====== Input material

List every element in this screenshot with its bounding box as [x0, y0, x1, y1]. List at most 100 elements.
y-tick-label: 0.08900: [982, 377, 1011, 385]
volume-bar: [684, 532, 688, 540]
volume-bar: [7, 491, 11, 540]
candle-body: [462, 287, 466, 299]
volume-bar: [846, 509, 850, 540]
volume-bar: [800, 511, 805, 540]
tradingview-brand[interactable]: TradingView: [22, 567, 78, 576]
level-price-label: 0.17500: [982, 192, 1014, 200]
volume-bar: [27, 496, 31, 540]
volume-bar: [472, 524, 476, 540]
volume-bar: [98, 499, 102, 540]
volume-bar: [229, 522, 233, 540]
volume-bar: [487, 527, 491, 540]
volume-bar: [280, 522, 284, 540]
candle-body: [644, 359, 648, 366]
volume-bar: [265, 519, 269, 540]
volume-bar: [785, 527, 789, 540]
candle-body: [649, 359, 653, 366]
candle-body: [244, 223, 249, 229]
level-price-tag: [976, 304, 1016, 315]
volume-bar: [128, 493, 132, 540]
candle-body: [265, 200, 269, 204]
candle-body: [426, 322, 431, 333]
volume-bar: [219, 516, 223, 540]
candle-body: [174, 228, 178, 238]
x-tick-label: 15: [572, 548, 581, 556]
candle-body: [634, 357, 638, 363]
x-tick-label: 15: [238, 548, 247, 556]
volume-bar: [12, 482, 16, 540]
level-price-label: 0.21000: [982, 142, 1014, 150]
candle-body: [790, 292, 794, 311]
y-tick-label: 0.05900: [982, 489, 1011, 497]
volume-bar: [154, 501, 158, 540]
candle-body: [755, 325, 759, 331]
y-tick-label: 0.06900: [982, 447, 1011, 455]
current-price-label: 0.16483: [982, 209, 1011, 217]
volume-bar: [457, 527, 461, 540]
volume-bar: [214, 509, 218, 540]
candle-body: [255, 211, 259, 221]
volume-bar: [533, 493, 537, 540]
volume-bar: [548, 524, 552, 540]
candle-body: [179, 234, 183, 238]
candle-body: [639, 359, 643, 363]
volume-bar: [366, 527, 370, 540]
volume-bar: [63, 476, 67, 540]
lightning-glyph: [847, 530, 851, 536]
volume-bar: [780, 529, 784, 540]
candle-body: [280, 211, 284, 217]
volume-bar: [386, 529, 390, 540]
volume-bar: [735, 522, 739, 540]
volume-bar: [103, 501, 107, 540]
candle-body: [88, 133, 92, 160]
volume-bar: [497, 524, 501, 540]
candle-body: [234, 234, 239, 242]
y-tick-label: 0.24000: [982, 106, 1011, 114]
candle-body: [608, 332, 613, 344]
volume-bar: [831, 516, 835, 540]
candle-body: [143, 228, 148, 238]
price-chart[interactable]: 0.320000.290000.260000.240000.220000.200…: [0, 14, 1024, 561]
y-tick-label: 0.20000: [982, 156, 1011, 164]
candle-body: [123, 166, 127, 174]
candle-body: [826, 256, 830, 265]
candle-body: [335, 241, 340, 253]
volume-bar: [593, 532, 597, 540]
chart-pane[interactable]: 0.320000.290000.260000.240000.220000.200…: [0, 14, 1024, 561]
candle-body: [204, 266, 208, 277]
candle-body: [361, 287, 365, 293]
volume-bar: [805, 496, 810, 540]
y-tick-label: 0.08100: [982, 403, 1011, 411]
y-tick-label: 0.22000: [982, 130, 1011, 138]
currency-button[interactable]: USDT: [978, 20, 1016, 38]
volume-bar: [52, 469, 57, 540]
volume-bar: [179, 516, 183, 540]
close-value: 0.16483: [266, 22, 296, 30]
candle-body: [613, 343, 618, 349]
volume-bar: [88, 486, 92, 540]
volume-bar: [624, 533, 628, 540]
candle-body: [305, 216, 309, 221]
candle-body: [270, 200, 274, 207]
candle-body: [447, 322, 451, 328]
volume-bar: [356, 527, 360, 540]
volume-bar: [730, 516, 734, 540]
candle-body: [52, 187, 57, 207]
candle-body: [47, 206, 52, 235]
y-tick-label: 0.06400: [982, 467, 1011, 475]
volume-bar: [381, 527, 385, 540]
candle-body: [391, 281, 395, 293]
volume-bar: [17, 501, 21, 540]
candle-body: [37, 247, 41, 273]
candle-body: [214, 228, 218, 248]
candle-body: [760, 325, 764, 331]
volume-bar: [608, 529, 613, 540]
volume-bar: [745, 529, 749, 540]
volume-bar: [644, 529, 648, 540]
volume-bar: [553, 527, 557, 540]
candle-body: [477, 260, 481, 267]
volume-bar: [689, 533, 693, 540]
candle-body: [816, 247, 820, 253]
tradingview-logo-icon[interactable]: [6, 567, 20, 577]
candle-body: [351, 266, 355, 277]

============
====== Input material

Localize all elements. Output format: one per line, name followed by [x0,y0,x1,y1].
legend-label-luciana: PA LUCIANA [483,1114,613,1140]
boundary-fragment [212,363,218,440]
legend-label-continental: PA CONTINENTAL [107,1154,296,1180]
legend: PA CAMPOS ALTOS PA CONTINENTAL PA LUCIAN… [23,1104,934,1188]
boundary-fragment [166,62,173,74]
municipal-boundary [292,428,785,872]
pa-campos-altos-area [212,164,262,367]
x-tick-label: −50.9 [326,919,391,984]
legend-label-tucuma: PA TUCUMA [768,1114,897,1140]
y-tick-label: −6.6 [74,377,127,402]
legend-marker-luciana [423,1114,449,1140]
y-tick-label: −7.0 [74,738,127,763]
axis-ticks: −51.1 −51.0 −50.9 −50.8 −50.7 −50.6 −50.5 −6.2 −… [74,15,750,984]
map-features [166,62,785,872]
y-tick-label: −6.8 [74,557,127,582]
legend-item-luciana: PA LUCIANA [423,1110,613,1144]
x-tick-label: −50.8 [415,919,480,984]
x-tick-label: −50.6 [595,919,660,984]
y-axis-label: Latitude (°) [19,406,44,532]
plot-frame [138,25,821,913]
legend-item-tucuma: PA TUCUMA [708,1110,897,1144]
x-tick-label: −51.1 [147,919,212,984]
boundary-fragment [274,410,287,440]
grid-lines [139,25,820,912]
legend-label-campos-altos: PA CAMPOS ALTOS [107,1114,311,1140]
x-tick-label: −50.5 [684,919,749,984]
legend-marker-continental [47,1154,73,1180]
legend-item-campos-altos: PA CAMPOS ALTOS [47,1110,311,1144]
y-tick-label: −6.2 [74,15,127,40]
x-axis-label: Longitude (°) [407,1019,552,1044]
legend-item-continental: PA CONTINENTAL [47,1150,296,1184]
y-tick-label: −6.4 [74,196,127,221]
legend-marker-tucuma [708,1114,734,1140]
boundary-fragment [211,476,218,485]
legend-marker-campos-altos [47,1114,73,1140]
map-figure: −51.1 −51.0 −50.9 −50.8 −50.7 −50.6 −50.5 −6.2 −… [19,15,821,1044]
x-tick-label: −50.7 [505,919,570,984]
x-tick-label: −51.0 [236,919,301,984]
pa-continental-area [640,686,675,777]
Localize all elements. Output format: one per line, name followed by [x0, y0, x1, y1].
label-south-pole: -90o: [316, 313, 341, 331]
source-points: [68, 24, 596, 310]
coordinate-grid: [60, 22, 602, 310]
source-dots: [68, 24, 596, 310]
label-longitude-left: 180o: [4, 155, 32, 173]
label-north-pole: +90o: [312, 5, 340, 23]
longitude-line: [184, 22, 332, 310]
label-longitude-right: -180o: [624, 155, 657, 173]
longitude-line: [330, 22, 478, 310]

============
====== Input material

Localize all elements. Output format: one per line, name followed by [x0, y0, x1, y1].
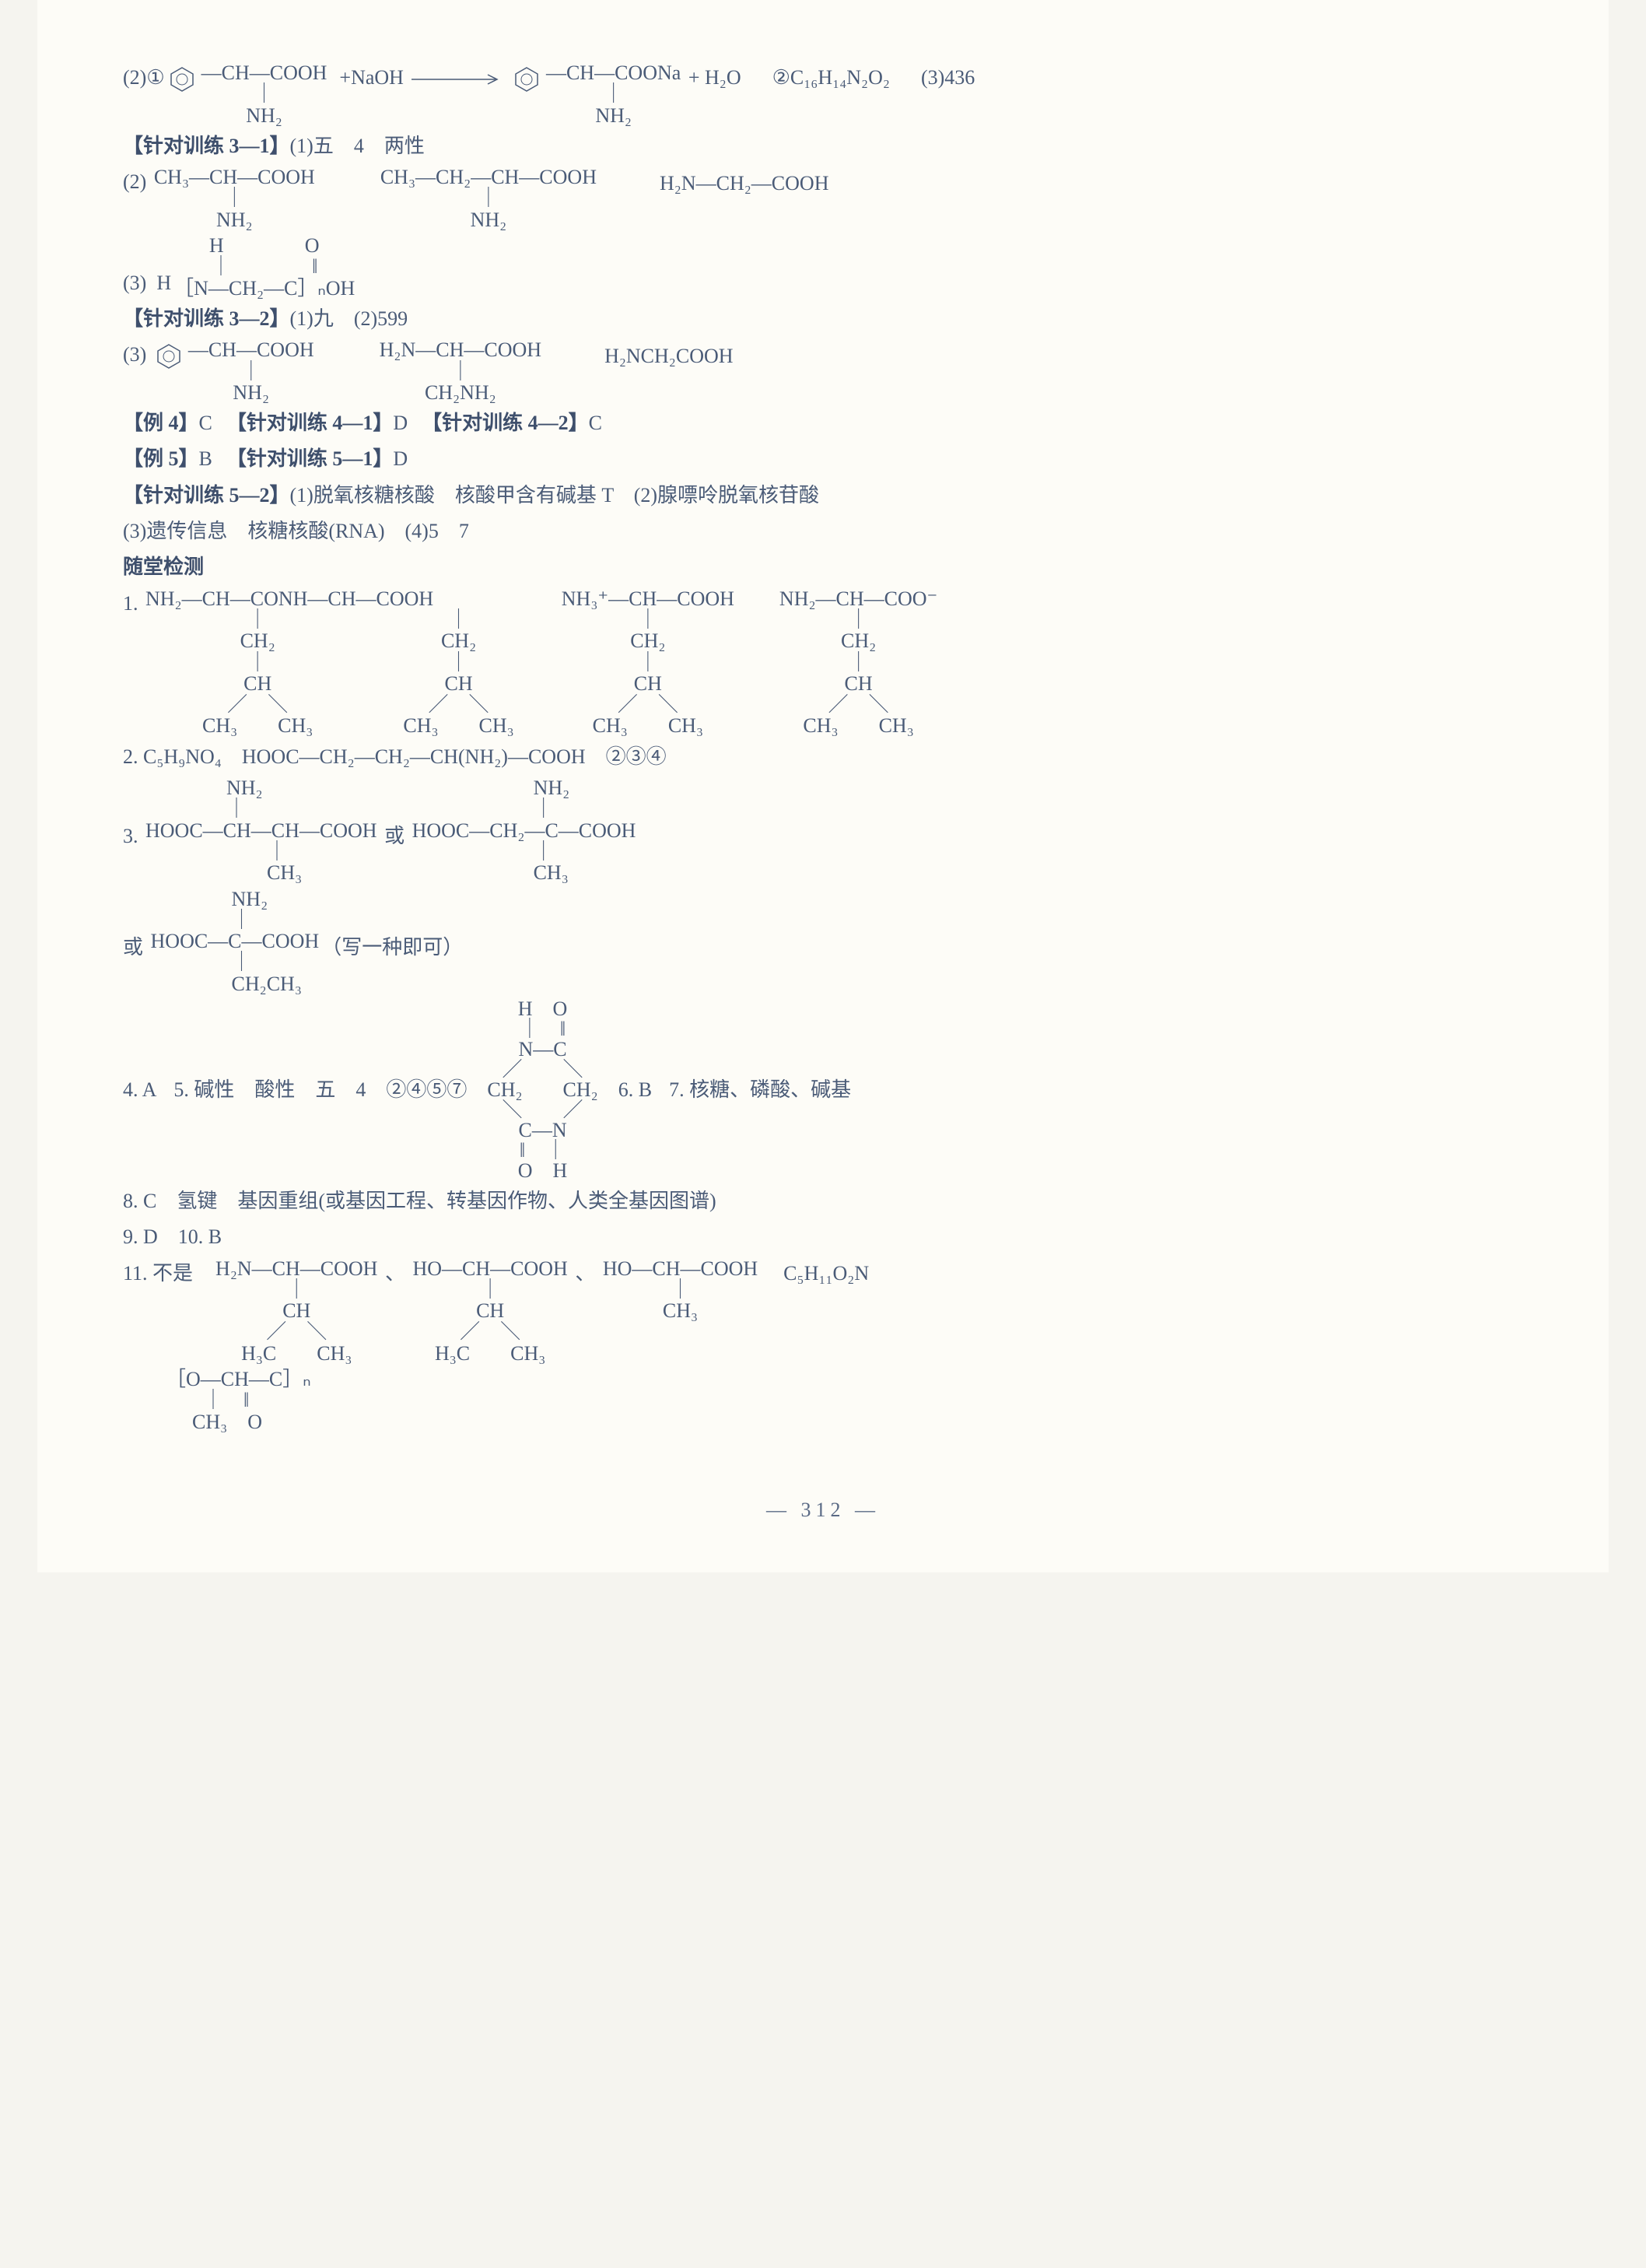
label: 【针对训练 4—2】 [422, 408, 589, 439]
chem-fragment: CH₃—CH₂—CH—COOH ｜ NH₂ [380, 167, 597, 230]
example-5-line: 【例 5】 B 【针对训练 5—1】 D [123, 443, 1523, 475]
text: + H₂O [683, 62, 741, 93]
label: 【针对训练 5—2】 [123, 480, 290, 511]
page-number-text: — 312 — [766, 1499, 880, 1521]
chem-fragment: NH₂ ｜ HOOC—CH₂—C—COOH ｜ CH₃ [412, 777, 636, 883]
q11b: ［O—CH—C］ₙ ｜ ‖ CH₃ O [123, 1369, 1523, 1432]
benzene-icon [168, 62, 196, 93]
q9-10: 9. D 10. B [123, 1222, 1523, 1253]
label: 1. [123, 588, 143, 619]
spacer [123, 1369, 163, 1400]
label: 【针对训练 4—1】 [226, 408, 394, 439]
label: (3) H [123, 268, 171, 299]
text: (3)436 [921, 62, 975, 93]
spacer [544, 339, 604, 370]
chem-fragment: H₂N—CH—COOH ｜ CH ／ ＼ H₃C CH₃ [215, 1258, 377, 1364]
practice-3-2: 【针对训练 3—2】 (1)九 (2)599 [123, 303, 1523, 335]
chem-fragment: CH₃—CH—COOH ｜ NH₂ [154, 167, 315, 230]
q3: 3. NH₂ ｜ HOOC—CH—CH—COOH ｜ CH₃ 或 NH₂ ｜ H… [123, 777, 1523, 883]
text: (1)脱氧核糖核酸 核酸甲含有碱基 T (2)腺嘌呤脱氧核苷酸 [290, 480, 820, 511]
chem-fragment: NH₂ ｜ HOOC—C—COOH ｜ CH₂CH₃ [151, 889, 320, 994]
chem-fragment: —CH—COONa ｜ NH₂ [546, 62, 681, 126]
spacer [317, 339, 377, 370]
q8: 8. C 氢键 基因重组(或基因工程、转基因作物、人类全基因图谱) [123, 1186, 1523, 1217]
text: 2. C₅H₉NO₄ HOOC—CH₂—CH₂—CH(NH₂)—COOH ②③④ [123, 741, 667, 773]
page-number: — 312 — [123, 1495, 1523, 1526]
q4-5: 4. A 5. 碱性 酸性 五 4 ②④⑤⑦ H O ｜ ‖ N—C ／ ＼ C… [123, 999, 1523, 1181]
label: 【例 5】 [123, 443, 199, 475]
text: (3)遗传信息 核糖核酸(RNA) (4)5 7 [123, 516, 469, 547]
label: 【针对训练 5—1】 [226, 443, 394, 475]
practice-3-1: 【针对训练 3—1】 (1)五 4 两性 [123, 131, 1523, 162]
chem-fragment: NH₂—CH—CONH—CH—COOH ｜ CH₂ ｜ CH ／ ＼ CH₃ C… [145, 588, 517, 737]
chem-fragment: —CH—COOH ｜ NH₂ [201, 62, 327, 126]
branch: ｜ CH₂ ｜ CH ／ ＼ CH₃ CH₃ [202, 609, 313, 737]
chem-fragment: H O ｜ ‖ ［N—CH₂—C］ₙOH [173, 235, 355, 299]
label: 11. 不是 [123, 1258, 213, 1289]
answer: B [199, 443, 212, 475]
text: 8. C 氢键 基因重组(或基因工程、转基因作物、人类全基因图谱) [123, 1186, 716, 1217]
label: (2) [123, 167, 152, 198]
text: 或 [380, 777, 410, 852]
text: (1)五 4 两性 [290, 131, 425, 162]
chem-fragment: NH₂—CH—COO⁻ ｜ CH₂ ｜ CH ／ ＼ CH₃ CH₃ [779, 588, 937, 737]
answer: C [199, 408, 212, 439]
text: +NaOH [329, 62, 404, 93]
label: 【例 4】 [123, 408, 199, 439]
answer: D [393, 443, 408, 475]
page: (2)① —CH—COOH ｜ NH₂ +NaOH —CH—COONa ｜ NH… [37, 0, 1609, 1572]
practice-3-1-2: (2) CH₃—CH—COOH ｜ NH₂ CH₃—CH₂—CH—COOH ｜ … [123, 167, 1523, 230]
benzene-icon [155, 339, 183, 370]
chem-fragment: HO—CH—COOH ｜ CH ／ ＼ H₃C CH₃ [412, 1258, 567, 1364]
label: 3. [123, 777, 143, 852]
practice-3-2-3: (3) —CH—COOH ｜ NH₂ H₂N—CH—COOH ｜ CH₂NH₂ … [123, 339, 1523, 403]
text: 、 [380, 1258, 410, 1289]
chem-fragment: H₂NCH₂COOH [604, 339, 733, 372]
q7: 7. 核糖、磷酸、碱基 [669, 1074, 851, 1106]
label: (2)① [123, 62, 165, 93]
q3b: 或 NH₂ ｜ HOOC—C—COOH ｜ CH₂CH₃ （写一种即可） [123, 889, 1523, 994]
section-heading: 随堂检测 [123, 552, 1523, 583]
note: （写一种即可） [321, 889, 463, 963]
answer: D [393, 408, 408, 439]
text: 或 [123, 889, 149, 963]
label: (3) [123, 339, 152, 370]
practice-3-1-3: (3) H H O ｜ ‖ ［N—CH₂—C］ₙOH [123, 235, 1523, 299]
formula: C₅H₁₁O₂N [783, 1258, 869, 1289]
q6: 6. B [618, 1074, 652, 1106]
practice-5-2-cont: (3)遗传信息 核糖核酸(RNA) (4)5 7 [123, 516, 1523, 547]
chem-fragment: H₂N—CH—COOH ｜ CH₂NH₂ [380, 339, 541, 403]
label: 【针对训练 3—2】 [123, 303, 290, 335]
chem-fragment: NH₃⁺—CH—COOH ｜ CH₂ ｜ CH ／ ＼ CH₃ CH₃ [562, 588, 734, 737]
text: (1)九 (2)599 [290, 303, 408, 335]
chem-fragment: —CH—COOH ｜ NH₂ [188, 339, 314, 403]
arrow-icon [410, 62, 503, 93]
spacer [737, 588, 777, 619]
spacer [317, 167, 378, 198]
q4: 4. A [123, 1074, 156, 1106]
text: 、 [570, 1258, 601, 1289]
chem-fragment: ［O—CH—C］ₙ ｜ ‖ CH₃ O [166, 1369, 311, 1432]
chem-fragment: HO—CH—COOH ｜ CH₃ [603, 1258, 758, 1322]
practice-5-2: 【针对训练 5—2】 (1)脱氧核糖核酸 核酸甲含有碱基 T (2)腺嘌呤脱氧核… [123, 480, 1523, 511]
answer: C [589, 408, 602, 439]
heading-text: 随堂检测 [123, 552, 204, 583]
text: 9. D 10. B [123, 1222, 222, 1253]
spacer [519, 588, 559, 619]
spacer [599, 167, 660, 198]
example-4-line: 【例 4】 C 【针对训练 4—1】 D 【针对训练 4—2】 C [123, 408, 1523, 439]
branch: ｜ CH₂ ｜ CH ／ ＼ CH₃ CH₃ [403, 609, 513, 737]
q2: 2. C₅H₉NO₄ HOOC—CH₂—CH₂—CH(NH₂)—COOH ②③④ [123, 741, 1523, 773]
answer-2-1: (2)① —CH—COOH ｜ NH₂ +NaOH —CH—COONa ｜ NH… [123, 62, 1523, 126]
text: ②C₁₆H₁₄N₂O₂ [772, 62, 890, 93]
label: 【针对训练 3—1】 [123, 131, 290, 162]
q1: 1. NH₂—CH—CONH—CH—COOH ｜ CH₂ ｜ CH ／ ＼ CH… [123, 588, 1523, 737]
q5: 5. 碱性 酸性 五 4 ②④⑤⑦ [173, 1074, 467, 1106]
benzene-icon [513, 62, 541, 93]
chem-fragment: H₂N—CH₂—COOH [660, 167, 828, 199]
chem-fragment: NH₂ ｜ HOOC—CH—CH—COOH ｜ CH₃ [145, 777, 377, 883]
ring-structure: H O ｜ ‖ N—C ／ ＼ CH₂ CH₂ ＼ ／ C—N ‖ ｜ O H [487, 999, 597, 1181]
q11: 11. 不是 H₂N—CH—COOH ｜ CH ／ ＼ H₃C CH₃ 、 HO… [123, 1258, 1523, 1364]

============

**Problem description:**
Copy the listing lines from the line with "label: 【针对训练 4—2】 [422, 408, 589, 439]" to the line with "page-number: — 312 — [123, 1495, 1523, 1526]", replacing "spacer" with "blank" and changing nothing else. Return only those lines.

**Result for this exercise:**
label: 【针对训练 4—2】 [422, 408, 589, 439]
chem-fragment: CH₃—CH₂—CH—COOH ｜ NH₂ [380, 167, 597, 230]
example-5-line: 【例 5】 B 【针对训练 5—1】 D [123, 443, 1523, 475]
text: + H₂O [683, 62, 741, 93]
label: 【针对训练 5—2】 [123, 480, 290, 511]
page-number-text: — 312 — [766, 1499, 880, 1521]
chem-fragment: NH₂ ｜ HOOC—CH₂—C—COOH ｜ CH₃ [412, 777, 636, 883]
q11b: ［O—CH—C］ₙ ｜ ‖ CH₃ O [123, 1369, 1523, 1432]
benzene-icon [168, 62, 196, 93]
q9-10: 9. D 10. B [123, 1222, 1523, 1253]
label: 1. [123, 588, 143, 619]
blank [123, 1369, 163, 1400]
label: 【针对训练 4—1】 [226, 408, 394, 439]
label: (3) H [123, 268, 171, 299]
text: (3)436 [921, 62, 975, 93]
blank [544, 339, 604, 370]
chem-fragment: H₂N—CH—COOH ｜ CH ／ ＼ H₃C CH₃ [215, 1258, 377, 1364]
practice-3-2: 【针对训练 3—2】 (1)九 (2)599 [123, 303, 1523, 335]
chem-fragment: CH₃—CH—COOH ｜ NH₂ [154, 167, 315, 230]
q3: 3. NH₂ ｜ HOOC—CH—CH—COOH ｜ CH₃ 或 NH₂ ｜ H… [123, 777, 1523, 883]
text: (1)脱氧核糖核酸 核酸甲含有碱基 T (2)腺嘌呤脱氧核苷酸 [290, 480, 820, 511]
chem-fragment: NH₂ ｜ HOOC—C—COOH ｜ CH₂CH₃ [151, 889, 320, 994]
chem-fragment: —CH—COONa ｜ NH₂ [546, 62, 681, 126]
blank [317, 339, 377, 370]
q8: 8. C 氢键 基因重组(或基因工程、转基因作物、人类全基因图谱) [123, 1186, 1523, 1217]
text: 2. C₅H₉NO₄ HOOC—CH₂—CH₂—CH(NH₂)—COOH ②③④ [123, 741, 667, 773]
page-number: — 312 — [123, 1495, 1523, 1526]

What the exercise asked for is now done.